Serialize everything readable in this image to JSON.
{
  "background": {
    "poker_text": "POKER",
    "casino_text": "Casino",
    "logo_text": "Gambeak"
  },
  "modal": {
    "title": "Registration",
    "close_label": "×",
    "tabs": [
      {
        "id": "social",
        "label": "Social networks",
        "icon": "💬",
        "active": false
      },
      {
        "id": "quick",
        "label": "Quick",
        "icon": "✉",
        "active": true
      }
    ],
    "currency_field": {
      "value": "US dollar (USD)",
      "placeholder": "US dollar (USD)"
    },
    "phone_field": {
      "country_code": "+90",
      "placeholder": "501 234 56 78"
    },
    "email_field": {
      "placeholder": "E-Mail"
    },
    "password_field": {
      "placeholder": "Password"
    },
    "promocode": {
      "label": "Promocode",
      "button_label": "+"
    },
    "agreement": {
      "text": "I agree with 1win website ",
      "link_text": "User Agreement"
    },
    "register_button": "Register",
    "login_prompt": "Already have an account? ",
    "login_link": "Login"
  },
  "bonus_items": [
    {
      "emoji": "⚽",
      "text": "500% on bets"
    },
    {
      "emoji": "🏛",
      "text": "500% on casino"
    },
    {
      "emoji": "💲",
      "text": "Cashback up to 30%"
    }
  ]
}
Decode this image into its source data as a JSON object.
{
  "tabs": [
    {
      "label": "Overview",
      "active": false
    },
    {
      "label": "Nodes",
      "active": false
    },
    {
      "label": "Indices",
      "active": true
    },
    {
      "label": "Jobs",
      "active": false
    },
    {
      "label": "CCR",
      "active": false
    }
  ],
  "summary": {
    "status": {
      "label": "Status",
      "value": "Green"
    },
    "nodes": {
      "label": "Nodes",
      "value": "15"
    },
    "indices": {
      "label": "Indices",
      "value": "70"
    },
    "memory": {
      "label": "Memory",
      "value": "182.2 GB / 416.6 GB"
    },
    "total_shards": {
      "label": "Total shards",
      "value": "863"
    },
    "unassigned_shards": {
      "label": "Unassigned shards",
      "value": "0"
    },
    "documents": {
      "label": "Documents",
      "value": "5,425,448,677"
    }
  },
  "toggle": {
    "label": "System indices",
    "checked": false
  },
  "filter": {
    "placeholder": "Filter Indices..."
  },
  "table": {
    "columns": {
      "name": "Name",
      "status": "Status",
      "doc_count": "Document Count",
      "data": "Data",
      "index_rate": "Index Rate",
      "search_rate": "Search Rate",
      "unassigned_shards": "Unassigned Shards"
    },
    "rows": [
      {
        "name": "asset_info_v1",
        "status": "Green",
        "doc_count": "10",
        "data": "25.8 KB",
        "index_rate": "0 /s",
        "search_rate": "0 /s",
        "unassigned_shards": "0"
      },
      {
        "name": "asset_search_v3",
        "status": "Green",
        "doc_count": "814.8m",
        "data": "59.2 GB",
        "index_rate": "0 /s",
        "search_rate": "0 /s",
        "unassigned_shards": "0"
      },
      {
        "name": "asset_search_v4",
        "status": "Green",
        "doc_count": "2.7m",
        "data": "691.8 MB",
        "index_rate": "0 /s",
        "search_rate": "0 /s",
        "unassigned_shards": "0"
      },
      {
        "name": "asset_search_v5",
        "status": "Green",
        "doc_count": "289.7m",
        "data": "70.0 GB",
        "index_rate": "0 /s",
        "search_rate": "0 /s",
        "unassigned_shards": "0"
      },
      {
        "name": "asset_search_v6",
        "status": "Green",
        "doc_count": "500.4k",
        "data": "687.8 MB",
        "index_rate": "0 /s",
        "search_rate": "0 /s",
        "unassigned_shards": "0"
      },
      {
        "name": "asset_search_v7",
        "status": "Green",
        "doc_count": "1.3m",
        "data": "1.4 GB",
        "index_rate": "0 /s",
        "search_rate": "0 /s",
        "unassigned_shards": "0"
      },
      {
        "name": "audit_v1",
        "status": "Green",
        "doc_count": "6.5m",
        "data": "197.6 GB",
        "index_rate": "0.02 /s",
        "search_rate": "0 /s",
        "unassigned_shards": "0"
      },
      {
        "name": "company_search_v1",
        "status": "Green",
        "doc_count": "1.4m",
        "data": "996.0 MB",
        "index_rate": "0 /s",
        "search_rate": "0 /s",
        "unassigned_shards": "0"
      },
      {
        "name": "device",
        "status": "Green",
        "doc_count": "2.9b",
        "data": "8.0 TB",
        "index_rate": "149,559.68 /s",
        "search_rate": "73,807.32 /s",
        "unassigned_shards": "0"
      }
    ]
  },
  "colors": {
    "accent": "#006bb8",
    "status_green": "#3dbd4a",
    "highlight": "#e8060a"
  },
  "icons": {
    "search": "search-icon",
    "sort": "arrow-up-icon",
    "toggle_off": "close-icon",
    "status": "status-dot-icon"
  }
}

===============

Aim of the task:
Give back the data above exactly as it appears.

Task result:
Serialize everything readable in this image to JSON.
{
  "background": {
    "poker_text": "POKER",
    "casino_text": "Casino",
    "logo_text": "Gambeak"
  },
  "modal": {
    "title": "Registration",
    "close_label": "×",
    "tabs": [
      {
        "id": "social",
        "label": "Social networks",
        "icon": "💬",
        "active": false
      },
      {
        "id": "quick",
        "label": "Quick",
        "icon": "✉",
        "active": true
      }
    ],
    "currency_field": {
      "value": "US dollar (USD)",
      "placeholder": "US dollar (USD)"
    },
    "phone_field": {
      "country_code": "+90",
      "placeholder": "501 234 56 78"
    },
    "email_field": {
      "placeholder": "E-Mail"
    },
    "password_field": {
      "placeholder": "Password"
    },
    "promocode": {
      "label": "Promocode",
      "button_label": "+"
    },
    "agreement": {
      "text": "I agree with 1win website ",
      "link_text": "User Agreement"
    },
    "register_button": "Register",
    "login_prompt": "Already have an account? ",
    "login_link": "Login"
  },
  "bonus_items": [
    {
      "emoji": "⚽",
      "text": "500% on bets"
    },
    {
      "emoji": "🏛",
      "text": "500% on casino"
    },
    {
      "emoji": "💲",
      "text": "Cashback up to 30%"
    }
  ]
}
Decode this image into its source data as a JSON object.
{
  "tabs": [
    {
      "label": "Overview",
      "active": false
    },
    {
      "label": "Nodes",
      "active": false
    },
    {
      "label": "Indices",
      "active": true
    },
    {
      "label": "Jobs",
      "active": false
    },
    {
      "label": "CCR",
      "active": false
    }
  ],
  "summary": {
    "status": {
      "label": "Status",
      "value": "Green"
    },
    "nodes": {
      "label": "Nodes",
      "value": "15"
    },
    "indices": {
      "label": "Indices",
      "value": "70"
    },
    "memory": {
      "label": "Memory",
      "value": "182.2 GB / 416.6 GB"
    },
    "total_shards": {
      "label": "Total shards",
      "value": "863"
    },
    "unassigned_shards": {
      "label": "Unassigned shards",
      "value": "0"
    },
    "documents": {
      "label": "Documents",
      "value": "5,425,448,677"
    }
  },
  "toggle": {
    "label": "System indices",
    "checked": false
  },
  "filter": {
    "placeholder": "Filter Indices..."
  },
  "table": {
    "columns": {
      "name": "Name",
      "status": "Status",
      "doc_count": "Document Count",
      "data": "Data",
      "index_rate": "Index Rate",
      "search_rate": "Search Rate",
      "unassigned_shards": "Unassigned Shards"
    },
    "rows": [
      {
        "name": "asset_info_v1",
        "status": "Green",
        "doc_count": "10",
        "data": "25.8 KB",
        "index_rate": "0 /s",
        "search_rate": "0 /s",
        "unassigned_shards": "0"
      },
      {
        "name": "asset_search_v3",
        "status": "Green",
        "doc_count": "814.8m",
        "data": "59.2 GB",
        "index_rate": "0 /s",
        "search_rate": "0 /s",
        "unassigned_shards": "0"
      },
      {
        "name": "asset_search_v4",
        "status": "Green",
        "doc_count": "2.7m",
        "data": "691.8 MB",
        "index_rate": "0 /s",
        "search_rate": "0 /s",
        "unassigned_shards": "0"
      },
      {
        "name": "asset_search_v5",
        "status": "Green",
        "doc_count": "289.7m",
        "data": "70.0 GB",
        "index_rate": "0 /s",
        "search_rate": "0 /s",
        "unassigned_shards": "0"
      },
      {
        "name": "asset_search_v6",
        "status": "Green",
        "doc_count": "500.4k",
        "data": "687.8 MB",
        "index_rate": "0 /s",
        "search_rate": "0 /s",
        "unassigned_shards": "0"
      },
      {
        "name": "asset_search_v7",
        "status": "Green",
        "doc_count": "1.3m",
        "data": "1.4 GB",
        "index_rate": "0 /s",
        "search_rate": "0 /s",
        "unassigned_shards": "0"
      },
      {
        "name": "audit_v1",
        "status": "Green",
        "doc_count": "6.5m",
        "data": "197.6 GB",
        "index_rate": "0.02 /s",
        "search_rate": "0 /s",
        "unassigned_shards": "0"
      },
      {
        "name": "company_search_v1",
        "status": "Green",
        "doc_count": "1.4m",
        "data": "996.0 MB",
        "index_rate": "0 /s",
        "search_rate": "0 /s",
        "unassigned_shards": "0"
      },
      {
        "name": "device",
        "status": "Green",
        "doc_count": "2.9b",
        "data": "8.0 TB",
        "index_rate": "149,559.68 /s",
        "search_rate": "73,807.32 /s",
        "unassigned_shards": "0"
      }
    ]
  },
  "colors": {
    "accent": "#006bb8",
    "status_green": "#3dbd4a",
    "highlight": "#e8060a"
  },
  "icons": {
    "search": "search-icon",
    "sort": "arrow-up-icon",
    "toggle_off": "close-icon",
    "status": "status-dot-icon"
  }
}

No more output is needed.